» **TAREA**:
Responde estas preguntas con lo que dice el texto sobre el Senado:
(a) ¿Qué tipo de constituciones tienden a crear las asambleas constituyentes bicamerales?
(b) Según el primer borrador conocido, ¿qué poderes iban a tener las dos cámaras?
(c) ¿Qué se propuso eliminar en abril de 1976?

La utilización de una segunda cámara para limitar los efectos de la incertidumbre electoral estuvo siempre presente en los diseños institucionales del poder que tenía la capacidad de creación constitucional, los herederos del franquismo. Aunque finalmente la composición del Senado se abrió en mayor medida a los resultados electorales, no dejó de ser una creación previa a los debates constituyentes que no era querida por ninguno de los partidos de la oposición democrática. El establecimiento del Senado no sólo iba a servir para controlar en mayor medida el proceso constituyente, sino que iba a servir también para garantizar su continuidad en la nueva Constitución. Las asambleas constituyentes bicamerales tienden a crear constituciones bicamerales.
A la muerte del dictador, los reformistas del franquismo apostaron por la creación de dos cámaras como suele ser característico de las transiciones que dirigen los reformistas del antiguo régimen. La estructura bicameral incluida ya en los primeros proyectos del gobierno de Carlos Arias se mantendría hasta su inclusión definitiva en la Constitución. Según el primer borrador conocido, ambas cámaras estarían dotadas de idénticos poderes. Cuando desde la sala de mandos del postfranquismo comenzó a diseñarse el control de las primeras elecciones, las preferencias eran todo lo claras que podían ser en un momento en el que no se sabía qué partidos iban a concurrir a las elecciones: Por un lado, controlar la futura Asamblea Constituyente con un contrapeso corporativo en forma de segunda cámara, una mínima representación por provincia para contrarrestar la fuerza de los partidos de la oposición democrática en los grandes centros urbanos y un congreso pequeño como techo a la representación demográfica y, en menor medida, por el temor al parlamentarismo de la Segunda República.
Estas tres medidas continuarían prácticamente inalterables hasta la publicación de la primera ley electoral, en la que no intervino ningún miembro de la oposición democrática. La intención inicial de que fuera una cámara compuesta en su totalidad por la élite proveniente de las estructuras del poder franquista es evidente. En abril de 1976 se planteó la eliminación de los cuarenta senadores permanentes y la de los miembros del gobierno. Los autores de estas propuestas, defendidas por Adolfo Suárez, estaban posicionándose ante la ya previsible caída del presidente del Gobierno Arias por la falta de confianza del rey Juan Carlos. Como se buscaba un espacio de reforma mínima que fuera tolerada por la oposición, un Senado de esas características hubiera resultado inaceptable para las fuerzas políticas antifranquistas. Por lo que la vía para controlar el proceso de creación constitucional, que ya se anunciaba que habría de pasar necesariamente por unas elecciones, debía de incluir un Senado cuya composición fuera mayoritariamente democrática.

» **LOS DATOS**:

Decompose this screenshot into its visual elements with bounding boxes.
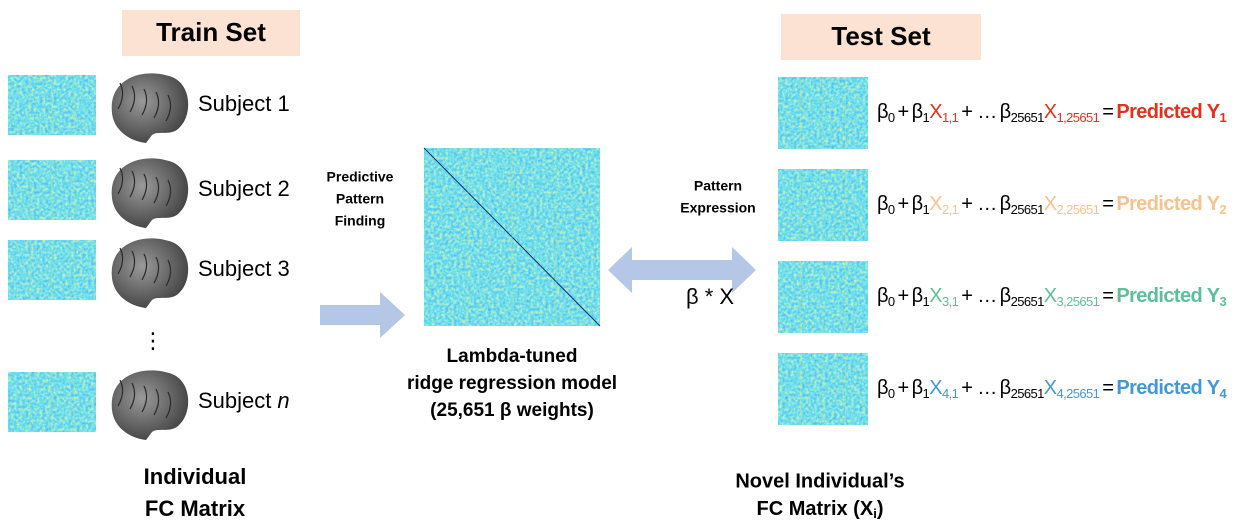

» **RESULTADO**:
(a) Constituciones bicamerales.
(b) Poderes idénticos.
(c) Los cuarenta senadores permanentes y los miembros del gobierno.